> **To be done**
Each record must be reproduced exactly as it is shown.

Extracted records
......

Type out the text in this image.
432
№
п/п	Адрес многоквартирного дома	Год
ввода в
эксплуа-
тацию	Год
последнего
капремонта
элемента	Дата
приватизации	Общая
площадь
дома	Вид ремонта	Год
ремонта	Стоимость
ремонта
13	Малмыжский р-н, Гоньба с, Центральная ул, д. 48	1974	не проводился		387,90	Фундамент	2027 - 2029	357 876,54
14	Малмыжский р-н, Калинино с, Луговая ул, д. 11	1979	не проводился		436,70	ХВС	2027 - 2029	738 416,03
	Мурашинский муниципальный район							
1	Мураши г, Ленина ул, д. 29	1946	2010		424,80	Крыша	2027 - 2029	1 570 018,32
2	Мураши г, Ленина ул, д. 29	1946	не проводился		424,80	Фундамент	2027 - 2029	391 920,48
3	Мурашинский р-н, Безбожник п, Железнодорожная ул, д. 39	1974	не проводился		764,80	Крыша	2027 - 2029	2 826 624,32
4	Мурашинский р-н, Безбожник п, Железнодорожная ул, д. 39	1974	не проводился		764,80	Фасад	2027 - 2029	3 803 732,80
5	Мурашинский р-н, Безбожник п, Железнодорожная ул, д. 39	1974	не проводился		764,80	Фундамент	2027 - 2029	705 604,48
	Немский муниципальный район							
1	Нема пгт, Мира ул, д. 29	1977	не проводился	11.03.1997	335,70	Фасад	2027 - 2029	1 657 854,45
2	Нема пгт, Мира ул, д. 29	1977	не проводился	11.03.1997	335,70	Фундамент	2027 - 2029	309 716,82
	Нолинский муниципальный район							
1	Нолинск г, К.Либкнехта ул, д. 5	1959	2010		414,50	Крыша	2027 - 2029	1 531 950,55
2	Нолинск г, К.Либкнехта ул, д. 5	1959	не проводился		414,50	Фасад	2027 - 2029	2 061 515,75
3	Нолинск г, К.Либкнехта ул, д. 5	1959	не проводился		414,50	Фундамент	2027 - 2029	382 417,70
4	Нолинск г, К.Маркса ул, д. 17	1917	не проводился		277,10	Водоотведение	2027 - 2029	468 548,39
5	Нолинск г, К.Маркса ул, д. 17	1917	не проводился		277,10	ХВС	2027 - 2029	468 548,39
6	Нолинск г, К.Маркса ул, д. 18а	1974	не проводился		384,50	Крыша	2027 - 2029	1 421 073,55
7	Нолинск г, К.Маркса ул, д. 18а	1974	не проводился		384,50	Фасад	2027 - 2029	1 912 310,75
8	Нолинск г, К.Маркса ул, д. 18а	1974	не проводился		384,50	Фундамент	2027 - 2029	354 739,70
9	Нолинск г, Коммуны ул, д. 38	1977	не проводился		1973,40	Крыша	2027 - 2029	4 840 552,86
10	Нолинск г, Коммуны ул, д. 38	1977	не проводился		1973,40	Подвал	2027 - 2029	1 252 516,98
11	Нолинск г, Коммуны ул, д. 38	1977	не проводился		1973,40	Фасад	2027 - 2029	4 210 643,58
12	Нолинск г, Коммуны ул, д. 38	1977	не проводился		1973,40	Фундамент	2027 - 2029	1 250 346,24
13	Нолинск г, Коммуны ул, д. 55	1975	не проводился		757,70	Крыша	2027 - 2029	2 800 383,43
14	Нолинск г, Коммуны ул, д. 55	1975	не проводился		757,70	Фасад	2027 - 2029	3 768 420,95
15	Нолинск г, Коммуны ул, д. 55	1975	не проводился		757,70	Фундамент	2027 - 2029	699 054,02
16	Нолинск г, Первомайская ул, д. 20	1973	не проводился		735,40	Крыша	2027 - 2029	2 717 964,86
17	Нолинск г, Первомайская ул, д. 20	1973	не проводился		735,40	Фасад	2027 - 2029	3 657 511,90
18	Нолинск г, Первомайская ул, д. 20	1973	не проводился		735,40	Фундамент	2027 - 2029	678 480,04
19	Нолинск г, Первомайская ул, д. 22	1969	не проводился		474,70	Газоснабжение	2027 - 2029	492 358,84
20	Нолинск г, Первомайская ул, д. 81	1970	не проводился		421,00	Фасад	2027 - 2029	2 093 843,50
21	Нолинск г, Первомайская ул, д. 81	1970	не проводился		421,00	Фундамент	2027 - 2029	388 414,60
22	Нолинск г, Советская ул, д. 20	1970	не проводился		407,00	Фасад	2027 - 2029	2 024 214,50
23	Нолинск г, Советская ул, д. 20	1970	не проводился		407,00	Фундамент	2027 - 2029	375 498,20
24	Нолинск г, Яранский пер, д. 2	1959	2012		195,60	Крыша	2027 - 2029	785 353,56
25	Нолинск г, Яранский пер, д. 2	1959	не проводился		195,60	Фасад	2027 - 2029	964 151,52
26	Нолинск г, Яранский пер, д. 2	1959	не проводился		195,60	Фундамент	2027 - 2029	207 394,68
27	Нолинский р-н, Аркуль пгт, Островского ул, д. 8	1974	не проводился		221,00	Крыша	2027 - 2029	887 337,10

......

> **Task solution**
Type out the text in this image.
432
№
п/п	Адрес многоквартирного дома	Год
ввода в
эксплуа-
тацию	Год
последнего
капремонта
элемента	Дата
приватизации	Общая
площадь
дома	Вид ремонта	Год
ремонта	Стоимость
ремонта
13	Малмыжский р-н, Гоньба с, Центральная ул, д. 48	1974	не проводился		387,90	Фундамент	2027 - 2029	357 876,54
14	Малмыжский р-н, Калинино с, Луговая ул, д. 11	1979	не проводился		436,70	ХВС	2027 - 2029	738 416,03
	Мурашинский муниципальный район							
1	Мураши г, Ленина ул, д. 29	1946	2010		424,80	Крыша	2027 - 2029	1 570 018,32
2	Мураши г, Ленина ул, д. 29	1946	не проводился		424,80	Фундамент	2027 - 2029	391 920,48
3	Мурашинский р-н, Безбожник п, Железнодорожная ул, д. 39	1974	не проводился		764,80	Крыша	2027 - 2029	2 826 624,32
4	Мурашинский р-н, Безбожник п, Железнодорожная ул, д. 39	1974	не проводился		764,80	Фасад	2027 - 2029	3 803 732,80
5	Мурашинский р-н, Безбожник п, Железнодорожная ул, д. 39	1974	не проводился		764,80	Фундамент	2027 - 2029	705 604,48
	Немский муниципальный район							
1	Нема пгт, Мира ул, д. 29	1977	не проводился	11.03.1997	335,70	Фасад	2027 - 2029	1 657 854,45
2	Нема пгт, Мира ул, д. 29	1977	не проводился	11.03.1997	335,70	Фундамент	2027 - 2029	309 716,82
	Нолинский муниципальный район							
1	Нолинск г, К.Либкнехта ул, д. 5	1959	2010		414,50	Крыша	2027 - 2029	1 531 950,55
2	Нолинск г, К.Либкнехта ул, д. 5	1959	не проводился		414,50	Фасад	2027 - 2029	2 061 515,75
3	Нолинск г, К.Либкнехта ул, д. 5	1959	не проводился		414,50	Фундамент	2027 - 2029	382 417,70
4	Нолинск г, К.Маркса ул, д. 17	1917	не проводился		277,10	Водоотведение	2027 - 2029	468 548,39
5	Нолинск г, К.Маркса ул, д. 17	1917	не проводился		277,10	ХВС	2027 - 2029	468 548,39
6	Нолинск г, К.Маркса ул, д. 18а	1974	не проводился		384,50	Крыша	2027 - 2029	1 421 073,55
7	Нолинск г, К.Маркса ул, д. 18а	1974	не проводился		384,50	Фасад	2027 - 2029	1 912 310,75
8	Нолинск г, К.Маркса ул, д. 18а	1974	не проводился		384,50	Фундамент	2027 - 2029	354 739,70
9	Нолинск г, Коммуны ул, д. 38	1977	не проводился		1973,40	Крыша	2027 - 2029	4 840 552,86
10	Нолинск г, Коммуны ул, д. 38	1977	не проводился		1973,40	Подвал	2027 - 2029	1 252 516,98
11	Нолинск г, Коммуны ул, д. 38	1977	не проводился		1973,40	Фасад	2027 - 2029	4 210 643,58
12	Нолинск г, Коммуны ул, д. 38	1977	не проводился		1973,40	Фундамент	2027 - 2029	1 250 346,24
13	Нолинск г, Коммуны ул, д. 55	1975	не проводился		757,70	Крыша	2027 - 2029	2 800 383,43
14	Нолинск г, Коммуны ул, д. 55	1975	не проводился		757,70	Фасад	2027 - 2029	3 768 420,95
15	Нолинск г, Коммуны ул, д. 55	1975	не проводился		757,70	Фундамент	2027 - 2029	699 054,02
16	Нолинск г, Первомайская ул, д. 20	1973	не проводился		735,40	Крыша	2027 - 2029	2 717 964,86
17	Нолинск г, Первомайская ул, д. 20	1973	не проводился		735,40	Фасад	2027 - 2029	3 657 511,90
18	Нолинск г, Первомайская ул, д. 20	1973	не проводился		735,40	Фундамент	2027 - 2029	678 480,04
19	Нолинск г, Первомайская ул, д. 22	1969	не проводился		474,70	Газоснабжение	2027 - 2029	492 358,84
20	Нолинск г, Первомайская ул, д. 81	1970	не проводился		421,00	Фасад	2027 - 2029	2 093 843,50
21	Нолинск г, Первомайская ул, д. 81	1970	не проводился		421,00	Фундамент	2027 - 2029	388 414,60
22	Нолинск г, Советская ул, д. 20	1970	не проводился		407,00	Фасад	2027 - 2029	2 024 214,50
23	Нолинск г, Советская ул, д. 20	1970	не проводился		407,00	Фундамент	2027 - 2029	375 498,20
24	Нолинск г, Яранский пер, д. 2	1959	2012		195,60	Крыша	2027 - 2029	785 353,56
25	Нолинск г, Яранский пер, д. 2	1959	не проводился		195,60	Фасад	2027 - 2029	964 151,52
26	Нолинск г, Яранский пер, д. 2	1959	не проводился		195,60	Фундамент	2027 - 2029	207 394,68
27	Нолинский р-н, Аркуль пгт, Островского ул, д. 8	1974	не проводился		221,00	Крыша	2027 - 2029	887 337,10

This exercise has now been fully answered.